CONSIGNE A: D'après le texte fourni, vers quel port les Britanniques déroutent-ils le bateau de Mata Hari le 9 ?
CONSIGNE B: Selon le texte fourni, pourquoi Mata Hari écrit-elle à Ladoux une fois revenue à Madrid ?

TEXTE FOURNI:

Le 4 novembre, Mata Hari touche son chèque, expédié par sa domestique chez le consul des Pays-Bas à Paris. Le lendemain, elle prend le train pour Madrid. Sur place, l’attaché militaire allemand von Kalle lui remet encore une somme de 3.500 pesetas. Enfin, le même attaché, dans un radiogramme à ses chefs, les informe que, dès son imminent retour à Paris, «l’agent H. 21 désire recevoir, sans délai, par l’intermédiaire de sa domestique Anna Lintyens, du consul d’Allemagne à Amsterdam et du consul de Hollande à Paris, un autre chèque de 5.000 francs». Le 9, le bateau de Mata Hari ? qui est en route pour la France ? est dérouté sur Falmouth par les Britanniques; elle est interrogée par la «Special Branch» de «Scotland Yard». Le C.E. semble la prendre pour une certaine Clara Bénédix, autre espionne ennemie… Elle confie aux enquêteurs qu’elle fait partie des services secrets belges et français. Consulté par télégraphe, Ladoux nie connaître la danseuse et demande à ce qu’elle soit refoulée vers l’Espagne. Le 21, Mata Hari quitte Liverpool; elle arrive à Madrid le 8 décembre. Sur place, elle est en permanence suivie par des agents de la Sûreté. Elle écrit à Ladoux pour lui raconter ses déboires, puis à Kalle, l’attaché allemand; elle sollicite de ce dernier une entrevue, qu’elle obtient. Elle lui fournit de faux renseignements et lui demande encore 10.000 francs (que Kalle ne lui verse pas). En soirée, elle envoie un compte-rendu à Ladoux.

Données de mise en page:
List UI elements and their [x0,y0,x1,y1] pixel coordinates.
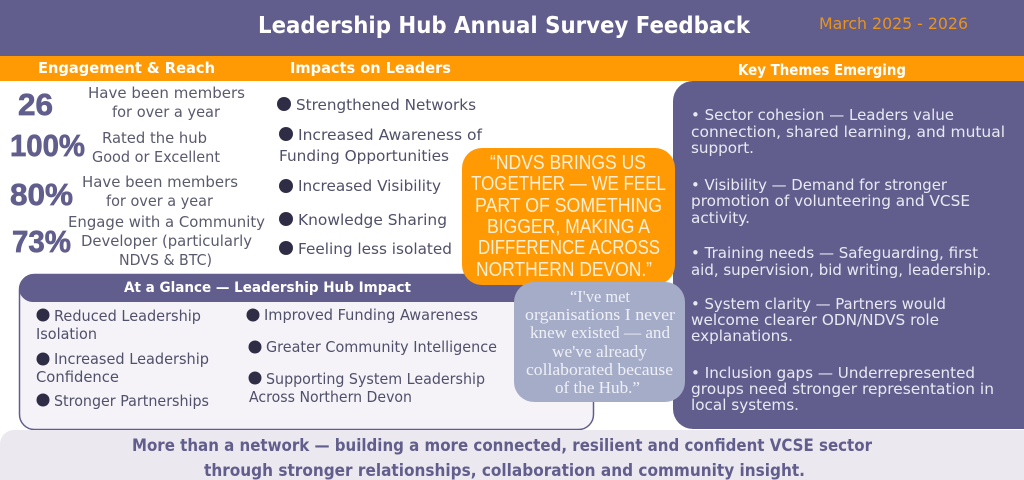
panel: at a glance [19,274,594,430]
stat: 80 percent members: for over a year [106,192,214,210]
theme: inclusion gaps [691,364,994,414]
theme: training needs: aid, supervision, bid writing, leadership. [691,261,991,279]
callout: lilac quote: knew existed — and [530,323,670,342]
theme: system clarity: welcome clearer ODN/NDVS role [691,311,939,329]
stat: 100 percent rating: 100% [10,128,85,163]
callout: lilac quote [514,282,685,402]
stat: 80 percent members [10,173,238,212]
item: funding awareness: Funding Opportunities [279,147,449,165]
item: visibility: Increased Visibility [298,177,441,195]
callout: orange quote: NORTHERN DEVON.” [476,258,652,281]
item: leadership confidence: Confidence [36,368,119,386]
theme: sector cohesion: support. [691,139,754,157]
callout: orange quote: TOGETHER — WE FEEL [471,172,666,195]
theme: sector cohesion [691,106,1005,157]
theme: inclusion gaps: groups need stronger representation in [691,380,994,398]
item: system leadership [248,370,485,406]
callout: lilac quote: of the Hub.” [555,378,640,397]
callout: orange quote: BIGGER, MAKING A [487,215,650,238]
item: leadership confidence [36,350,209,386]
callout: orange quote: “NDVS BRINGS US [490,151,646,174]
item: system leadership: Supporting System Leadership [266,370,485,388]
callout: orange quote: DIFFERENCE ACROSS [478,236,660,259]
stat: 73 percent community developer: Developer (particularly [81,232,252,250]
date range: March 2025 - 2026 [819,14,968,33]
stat: 100 percent rating: Good or Excellent [92,148,220,166]
item: reduced isolation: Isolation [36,325,97,343]
at a glance heading: At a Glance — Leadership Hub Impact [124,280,411,296]
theme: training needs: • Training needs — Safeguarding, first [691,244,978,262]
callout: lilac quote: collaborated because [526,360,673,379]
callout: lilac quote: organisations I never [525,305,675,324]
callout: orange quote [462,148,675,285]
panel: engagement statistics [10,84,265,269]
item: community intelligence: Greater Community Intelligence [266,338,497,356]
at a glance header [19,274,594,302]
theme: visibility [691,176,970,227]
item: knowledge sharing: Knowledge Sharing [298,211,447,229]
footer banner: More than a network — building a more connected, resilient and confident VCSE sector [132,436,872,456]
stat: 73 percent community developer: Engage with a Community [68,213,265,231]
stat: 26 members: 26 [18,87,53,122]
heading: key themes emerging: Key Themes Emerging [738,61,906,79]
item: reduced isolation: Reduced Leadership [54,307,201,325]
theme: system clarity: • System clarity — Partners would [691,295,946,313]
stat: 80 percent members: Have been members [82,173,238,191]
stat: 26 members [18,84,245,122]
theme: sector cohesion: connection, shared learning, and mutual [691,123,1005,141]
stat: 26 members: Have been members [88,84,245,102]
panel: impacts list [277,96,483,258]
item: reduced isolation [36,307,201,343]
callout: orange quote: PART OF SOMETHING [475,194,662,217]
footer banner [0,430,1024,480]
theme: visibility: promotion of volunteering and VCSE [691,192,970,210]
stat: 26 members: for over a year [112,103,221,121]
orange section heading band [0,56,1024,81]
callout: lilac quote: “I've met [570,287,630,306]
heading: engagement and reach: Engagement & Reach [38,59,215,77]
item: less isolated: Feeling less isolated [298,240,452,258]
stat: 73 percent community developer: 73% [12,224,71,259]
theme: system clarity: explanations. [691,327,793,345]
theme: visibility: activity. [691,209,750,227]
stat: 73 percent community developer: NDVS & BTC) [119,251,212,269]
item: leadership confidence: Increased Leadership [54,350,209,368]
item: funding awareness [279,126,483,165]
theme: sector cohesion: • Sector cohesion — Leaders value [691,106,954,124]
item: system leadership: Across Northern Devon [249,388,412,406]
theme: training needs [691,244,991,279]
header banner [0,0,1024,56]
item: funding awareness: Improved Funding Awareness [264,306,478,324]
item: stronger partnerships: Stronger Partnerships [54,392,209,410]
stat: 100 percent rating [10,128,220,166]
stat: 80 percent members: 80% [10,177,73,212]
theme: inclusion gaps: local systems. [691,396,799,414]
theme: visibility: • Visibility — Demand for stronger [691,176,948,194]
panel: key themes [673,81,1024,429]
item: funding awareness: Increased Awareness of [298,126,483,144]
heading: impacts on leaders: Impacts on Leaders [290,59,451,77]
theme: inclusion gaps: • Inclusion gaps — Underrepresented [691,364,975,382]
item: strengthened networks: Strengthened Networks [296,96,476,114]
theme: system clarity [691,295,946,345]
stat: 100 percent rating: Rated the hub [102,129,207,147]
title: Leadership Hub Annual Survey Feedback [258,13,751,39]
stat: 73 percent community developer [12,213,265,269]
callout: lilac quote: we've already [552,342,648,361]
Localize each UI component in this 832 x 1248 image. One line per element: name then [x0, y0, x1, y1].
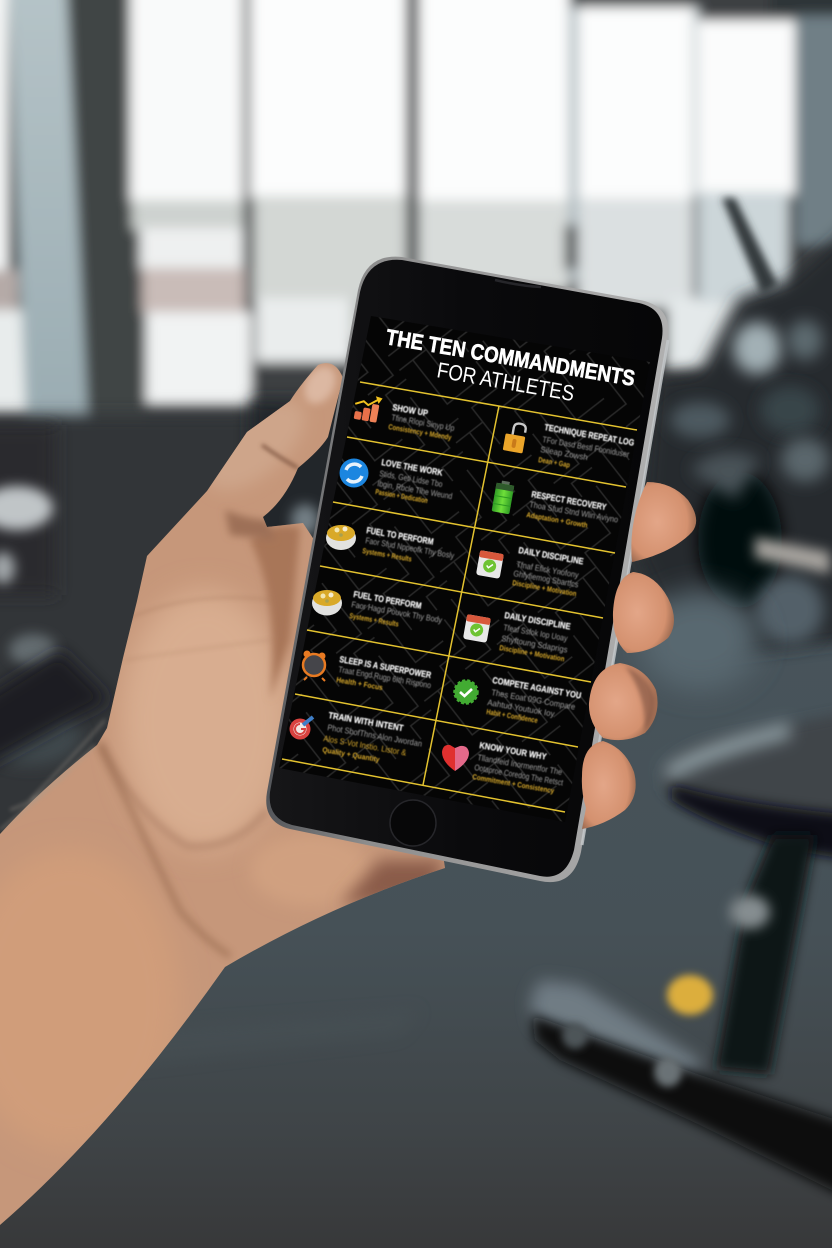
finger four	[582, 741, 636, 829]
item 4: respect recovery: Adaptation + Growth	[526, 510, 589, 530]
finger three	[589, 663, 658, 740]
item 1: show up: Tfine Rlopi Sinyp Up	[391, 412, 456, 433]
item 5: fuel to perform: FUEL TO PERFORM	[366, 525, 434, 547]
icon: green check badge	[454, 680, 478, 704]
item 1: show up	[388, 402, 456, 442]
item 7: fuel to perform repeat: Faor Hagd Pouvok Thy Body	[351, 599, 444, 625]
fingers	[582, 482, 696, 829]
item 9: sleep: SLEEP IS A SUPERPOWER	[339, 654, 432, 680]
item 5: fuel to perform: Systems + Results	[362, 546, 412, 564]
item 3: love the work	[375, 457, 453, 505]
item 2: technique: TFor Dasd Bestl Fooniduser	[542, 434, 630, 459]
home button	[390, 800, 436, 846]
icon: food bowl	[326, 525, 356, 550]
icon: refresh circle	[340, 458, 368, 488]
item 9: sleep: Health + Focus	[336, 675, 384, 692]
icon: food bowl repeat	[312, 590, 342, 616]
item 3: love the work: Stids, Geti Lidse Tbo	[379, 468, 444, 489]
item 2: technique: Dean + Gap	[538, 455, 571, 470]
screen	[279, 316, 650, 822]
item 12: know your why	[472, 740, 565, 796]
item 6: daily discipline: DAILY DISCIPLINE	[518, 545, 584, 566]
background: gym machines right	[640, 198, 832, 690]
grid lines	[282, 382, 637, 812]
item 7: fuel to perform repeat: Systems + Results	[349, 611, 399, 629]
item 11: train with intent	[322, 710, 423, 764]
item 12: know your why: Ootaproe Coredog The Retsct	[474, 762, 565, 788]
item 12: know your why: Commitment + Consistency	[472, 772, 556, 796]
finger one	[631, 482, 696, 562]
item 4: respect recovery: RESPECT RECOVERY	[531, 489, 607, 512]
item 12: know your why: KNOW YOUR WHY	[479, 740, 547, 762]
item 4: respect recovery	[526, 489, 619, 530]
item 6: daily discipline: Ghfyfiemog Sbartfcs	[513, 568, 579, 589]
item 9: sleep	[336, 654, 432, 692]
item 1: show up: SHOW UP	[392, 402, 429, 418]
item 11: train with intent: Quality + Quantity	[322, 745, 381, 764]
hand: palm, thumb and forearm	[0, 340, 460, 1240]
item 10: compete	[486, 675, 582, 725]
icon: alarm clock	[303, 650, 326, 681]
icon: calendar repeat	[463, 614, 491, 643]
item 3: love the work: Passion + Dedication	[375, 487, 429, 505]
item 11: train with intent: Alos S-Vot Instio. Listor &	[323, 733, 407, 758]
item 8: daily discipline repeat: DAILY DISCIPLINE	[504, 610, 571, 632]
item 10: compete: Thes Eoat 09G Compare	[491, 687, 576, 712]
item 3: love the work: Ibgin, Rbcle Tlhe Weund	[377, 478, 453, 501]
item 2: technique: TECHNIQUE REPEAT LOG	[544, 422, 635, 448]
phone body	[266, 257, 668, 882]
item 7: fuel to perform repeat: FUEL TO PERFORM	[353, 589, 422, 611]
arm hair	[0, 720, 105, 830]
item 11: train with intent: Phot SbofThns Alon Jwordan	[327, 722, 423, 749]
item 6: daily discipline: Discipline + Motivation	[512, 578, 578, 598]
item 10: compete: Aahtud Youtuok Ioy	[487, 697, 556, 719]
phone	[260, 257, 668, 882]
item 4: respect recovery: Thoa Sfud Stnd Wlin Aviyno	[529, 499, 619, 525]
item 8: daily discipline repeat: Tfeaf Ssfok Iop Uoay	[503, 622, 569, 643]
item 2: technique: Sileap Zowsh	[540, 444, 589, 462]
title: THE TEN COMMANDMENTS	[384, 324, 637, 391]
item 3: love the work: LOVE THE WORK	[381, 457, 444, 478]
item 5: fuel to perform: Faor Sfud Nppeofk Thy Bosly	[365, 535, 456, 561]
finger two	[613, 572, 674, 653]
item 11: train with intent: TRAIN WITH INTENT	[328, 710, 405, 733]
item 7: fuel to perform repeat	[349, 589, 444, 629]
icon: calendar	[476, 550, 504, 579]
icon: bar chart with arrow	[353, 393, 383, 423]
icon: target with dart	[290, 717, 313, 740]
item 8: daily discipline repeat: Discipline + Motivation	[499, 643, 566, 663]
background: floor and left equipment	[0, 400, 832, 1248]
background: bench	[530, 712, 832, 1200]
title: FOR ATHLETES	[435, 357, 576, 406]
item 2: technique	[538, 422, 635, 470]
item 10: compete: COMPETE AGAINST YOU	[492, 675, 582, 701]
item text blocks	[322, 402, 635, 796]
item 5: fuel to perform	[362, 525, 456, 564]
item 1: show up: Consistency + Mdendy	[388, 422, 453, 442]
item 8: daily discipline repeat: Shyftoung Sdaprigs	[501, 633, 568, 655]
item 12: know your why: Tllandfeid Inormentfor The	[477, 752, 563, 777]
icon: heart	[442, 745, 469, 771]
item 9: sleep: Traat Engd Rugp 6Ith Rispono	[338, 664, 432, 690]
item 8: daily discipline repeat	[499, 610, 571, 663]
item 6: daily discipline: Tfnaf Efick Ynofony	[516, 559, 580, 580]
item 10: compete: Habit + Confidence	[486, 707, 538, 725]
item 6: daily discipline	[512, 545, 584, 598]
icon: padlock	[503, 421, 527, 454]
icon: battery	[492, 480, 515, 514]
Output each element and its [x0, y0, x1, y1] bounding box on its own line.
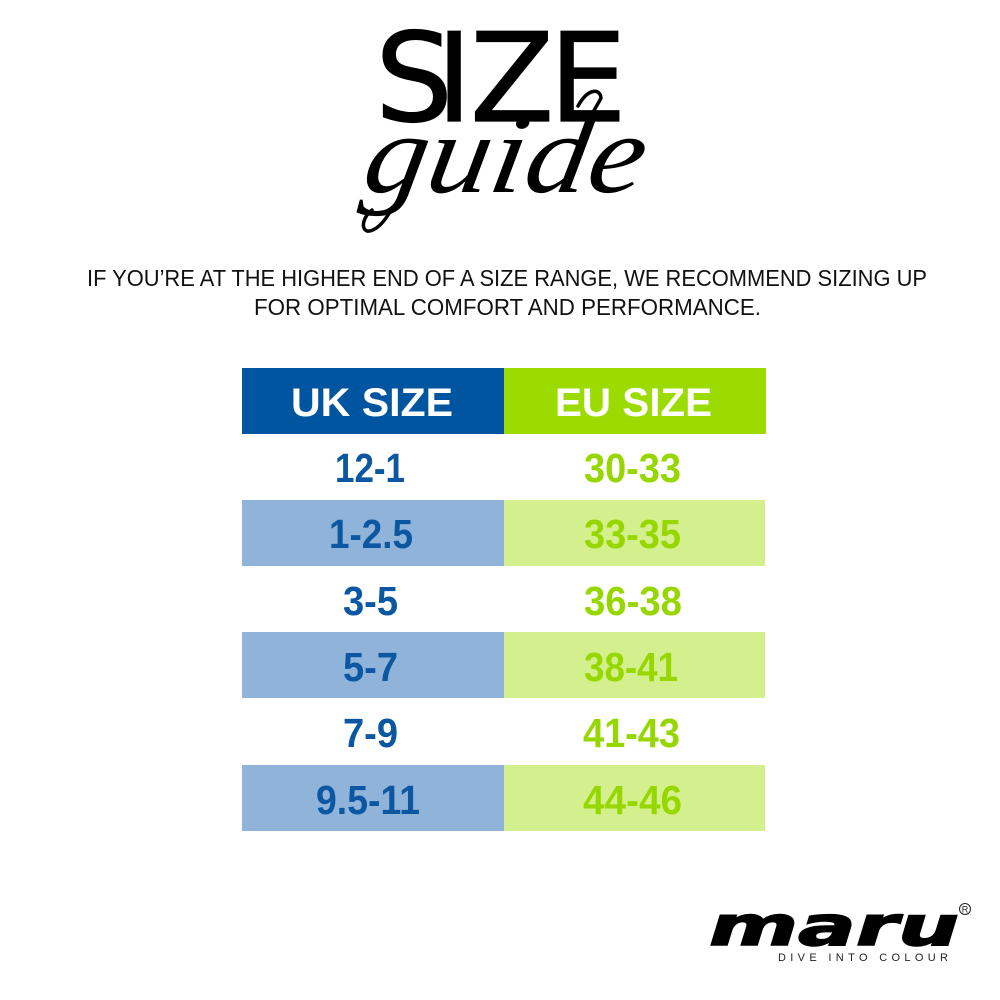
row 4: 5-7: [343, 644, 398, 690]
header: UK size: UK SIZE: [291, 381, 453, 425]
row 5: [343, 710, 680, 756]
registered mark: [960, 904, 970, 914]
header: UK size: [242, 368, 504, 434]
row 2: 33-35: [584, 511, 681, 557]
registered mark: R: [962, 904, 969, 914]
flourish: d ascender loop: [578, 91, 601, 118]
row 4: 38-41: [584, 644, 678, 690]
row 3: 36-38: [584, 578, 682, 624]
title: SIZE: SIZE: [375, 8, 627, 151]
row 5: 7-9: [343, 710, 398, 756]
row 1: [335, 445, 681, 491]
header: EU size: [504, 368, 766, 434]
row 6: [242, 765, 765, 831]
header: EU size: EU SIZE: [555, 381, 712, 425]
title: guide script: guide: [356, 91, 658, 217]
row 1: 30-33: [584, 445, 681, 491]
flourish: g descender tail: [363, 208, 392, 231]
row 6: 9.5-11: [316, 777, 420, 823]
tagline: DIVE INTO COLOUR: [778, 952, 948, 964]
recommendation text: [87, 265, 927, 320]
row 4: [242, 632, 765, 698]
row 2: [242, 500, 765, 566]
row 6: 44-46: [583, 777, 682, 823]
row 5: 41-43: [583, 710, 680, 756]
logo: maru: [709, 895, 970, 964]
row 3: 3-5: [343, 578, 398, 624]
row 3: [343, 578, 682, 624]
row 2: 1-2.5: [329, 511, 413, 557]
row 1: 12-1: [335, 445, 405, 491]
recommendation text: IF YOU’RE AT THE HIGHER END OF A SIZE RANGE, WE RECOMMEND SIZING UP: [87, 265, 927, 291]
logo: maru: maru: [709, 895, 959, 958]
recommendation text: FOR OPTIMAL COMFORT AND PERFORMANCE.: [254, 294, 761, 320]
size table: [242, 368, 766, 831]
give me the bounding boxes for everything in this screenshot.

RÉPONSE A: Vers Falmouth.

RÉPONSE B: Elle lui écrit pour lui raconter ses déboires. Plus tard, en soirée, après son entrevue avec Kalle, elle lui envoie aussi un compte-rendu.